In the material below, find every line with "JSON" and pull it out.

━━━━━━━━━━━━━━━━━━━━━━━━━━━━━━

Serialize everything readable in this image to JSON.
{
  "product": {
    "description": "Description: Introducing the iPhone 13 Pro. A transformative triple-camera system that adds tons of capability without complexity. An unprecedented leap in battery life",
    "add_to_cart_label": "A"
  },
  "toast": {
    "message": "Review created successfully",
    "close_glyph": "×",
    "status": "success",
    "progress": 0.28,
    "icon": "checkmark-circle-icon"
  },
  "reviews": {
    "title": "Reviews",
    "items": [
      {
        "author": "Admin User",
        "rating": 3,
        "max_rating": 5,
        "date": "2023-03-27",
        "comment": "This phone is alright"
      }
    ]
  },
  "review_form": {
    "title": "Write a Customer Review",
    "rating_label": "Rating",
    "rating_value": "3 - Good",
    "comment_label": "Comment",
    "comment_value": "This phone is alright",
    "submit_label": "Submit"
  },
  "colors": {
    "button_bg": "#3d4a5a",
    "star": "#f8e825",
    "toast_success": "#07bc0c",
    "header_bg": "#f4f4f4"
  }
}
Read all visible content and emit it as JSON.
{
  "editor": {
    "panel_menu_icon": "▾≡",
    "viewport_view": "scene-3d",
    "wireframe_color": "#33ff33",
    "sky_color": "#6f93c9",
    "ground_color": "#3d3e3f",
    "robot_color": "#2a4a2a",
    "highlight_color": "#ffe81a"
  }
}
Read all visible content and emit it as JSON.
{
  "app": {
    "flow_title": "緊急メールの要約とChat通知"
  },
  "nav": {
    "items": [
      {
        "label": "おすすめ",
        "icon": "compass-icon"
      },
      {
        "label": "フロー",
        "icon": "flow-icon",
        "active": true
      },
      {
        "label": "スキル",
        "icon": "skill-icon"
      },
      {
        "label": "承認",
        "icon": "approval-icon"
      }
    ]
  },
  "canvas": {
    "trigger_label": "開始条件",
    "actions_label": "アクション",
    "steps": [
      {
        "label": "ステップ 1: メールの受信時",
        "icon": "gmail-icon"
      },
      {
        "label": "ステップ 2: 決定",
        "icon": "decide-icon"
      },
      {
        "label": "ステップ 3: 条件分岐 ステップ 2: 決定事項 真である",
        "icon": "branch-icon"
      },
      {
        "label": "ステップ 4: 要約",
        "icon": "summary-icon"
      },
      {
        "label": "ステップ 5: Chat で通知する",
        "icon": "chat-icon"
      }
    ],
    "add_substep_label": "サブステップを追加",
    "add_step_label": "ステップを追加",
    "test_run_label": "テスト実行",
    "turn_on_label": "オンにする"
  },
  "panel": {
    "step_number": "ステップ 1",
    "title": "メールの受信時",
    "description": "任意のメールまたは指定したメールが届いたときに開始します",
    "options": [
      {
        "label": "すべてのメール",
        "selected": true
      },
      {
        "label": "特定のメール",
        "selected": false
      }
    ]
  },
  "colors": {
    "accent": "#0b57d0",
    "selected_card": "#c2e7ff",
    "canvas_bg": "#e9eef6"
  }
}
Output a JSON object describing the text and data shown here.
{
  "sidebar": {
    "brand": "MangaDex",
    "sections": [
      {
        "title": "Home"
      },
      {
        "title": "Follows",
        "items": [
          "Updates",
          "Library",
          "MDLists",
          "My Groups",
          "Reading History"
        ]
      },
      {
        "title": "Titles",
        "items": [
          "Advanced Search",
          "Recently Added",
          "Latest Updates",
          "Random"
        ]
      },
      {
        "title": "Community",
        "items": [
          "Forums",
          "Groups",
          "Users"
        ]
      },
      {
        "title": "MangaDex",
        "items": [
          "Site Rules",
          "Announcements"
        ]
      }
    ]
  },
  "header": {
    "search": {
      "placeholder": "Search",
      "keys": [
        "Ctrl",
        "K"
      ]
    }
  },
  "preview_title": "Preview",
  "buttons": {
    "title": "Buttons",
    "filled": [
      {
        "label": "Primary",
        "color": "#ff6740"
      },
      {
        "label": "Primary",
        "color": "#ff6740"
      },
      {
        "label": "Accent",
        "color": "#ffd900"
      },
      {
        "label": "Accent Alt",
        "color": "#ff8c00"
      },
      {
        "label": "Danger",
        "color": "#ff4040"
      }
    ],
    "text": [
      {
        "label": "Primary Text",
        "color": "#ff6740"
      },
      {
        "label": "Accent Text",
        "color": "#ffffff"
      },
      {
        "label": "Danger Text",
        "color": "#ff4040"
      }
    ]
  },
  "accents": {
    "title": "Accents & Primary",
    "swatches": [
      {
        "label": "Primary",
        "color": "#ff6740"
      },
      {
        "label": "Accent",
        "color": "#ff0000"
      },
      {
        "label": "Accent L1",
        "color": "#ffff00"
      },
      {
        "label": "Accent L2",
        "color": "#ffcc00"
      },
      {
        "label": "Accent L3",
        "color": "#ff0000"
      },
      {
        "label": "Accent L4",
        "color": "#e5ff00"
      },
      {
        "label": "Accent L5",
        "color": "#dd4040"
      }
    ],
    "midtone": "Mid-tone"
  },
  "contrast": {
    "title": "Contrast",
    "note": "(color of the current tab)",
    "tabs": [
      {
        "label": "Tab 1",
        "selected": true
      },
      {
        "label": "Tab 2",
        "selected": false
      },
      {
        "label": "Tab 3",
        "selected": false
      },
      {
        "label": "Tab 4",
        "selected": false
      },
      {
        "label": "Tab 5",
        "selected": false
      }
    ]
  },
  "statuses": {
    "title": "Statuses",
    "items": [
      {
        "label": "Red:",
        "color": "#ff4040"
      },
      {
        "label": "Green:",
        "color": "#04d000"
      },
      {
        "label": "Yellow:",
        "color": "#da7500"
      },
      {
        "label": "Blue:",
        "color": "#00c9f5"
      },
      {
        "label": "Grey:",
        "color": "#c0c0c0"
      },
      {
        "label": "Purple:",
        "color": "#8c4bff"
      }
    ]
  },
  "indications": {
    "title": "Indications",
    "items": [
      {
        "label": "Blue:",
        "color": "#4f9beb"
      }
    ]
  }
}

━━━━━━━━━━━━━━━━━━━━━━━━━━━━━━

## Complete answer
Serialize everything readable in this image to JSON.
Read all visible content and emit it as JSON.
Read all visible content and emit it as JSON.
Output a JSON object describing the text and data shown here.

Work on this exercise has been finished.